#### [PROBLEM DESCRIPTION]
Locate every line in the material below that has the word "Indonesia". Copy each of those lines.

• • • •

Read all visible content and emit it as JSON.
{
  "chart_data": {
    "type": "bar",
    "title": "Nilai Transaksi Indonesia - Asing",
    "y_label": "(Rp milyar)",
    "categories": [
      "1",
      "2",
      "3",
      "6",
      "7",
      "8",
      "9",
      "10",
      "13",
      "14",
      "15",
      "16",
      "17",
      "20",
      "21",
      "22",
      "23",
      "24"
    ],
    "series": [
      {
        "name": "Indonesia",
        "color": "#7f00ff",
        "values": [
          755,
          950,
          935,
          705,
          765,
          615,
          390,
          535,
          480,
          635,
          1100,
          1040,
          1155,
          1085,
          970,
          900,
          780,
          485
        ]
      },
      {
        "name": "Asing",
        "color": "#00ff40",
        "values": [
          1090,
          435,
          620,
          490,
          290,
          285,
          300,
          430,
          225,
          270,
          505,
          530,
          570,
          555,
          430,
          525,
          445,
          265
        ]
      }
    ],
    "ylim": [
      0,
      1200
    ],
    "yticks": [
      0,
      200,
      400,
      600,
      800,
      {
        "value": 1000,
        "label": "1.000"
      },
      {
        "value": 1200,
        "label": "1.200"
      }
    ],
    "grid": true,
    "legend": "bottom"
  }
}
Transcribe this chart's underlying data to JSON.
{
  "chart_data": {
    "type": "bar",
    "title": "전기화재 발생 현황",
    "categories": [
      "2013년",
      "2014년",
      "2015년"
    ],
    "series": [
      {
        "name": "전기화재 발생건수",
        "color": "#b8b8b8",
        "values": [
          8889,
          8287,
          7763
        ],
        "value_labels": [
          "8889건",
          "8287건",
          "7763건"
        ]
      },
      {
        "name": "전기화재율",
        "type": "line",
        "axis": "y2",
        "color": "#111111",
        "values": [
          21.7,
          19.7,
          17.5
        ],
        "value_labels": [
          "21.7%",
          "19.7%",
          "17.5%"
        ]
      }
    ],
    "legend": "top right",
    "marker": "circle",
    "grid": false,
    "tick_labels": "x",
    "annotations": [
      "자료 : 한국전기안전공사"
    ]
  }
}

• • • •

#### [EXERCISE ANSWER]
    "title": "Nilai Transaksi Indonesia - Asing",
        "name": "Indonesia",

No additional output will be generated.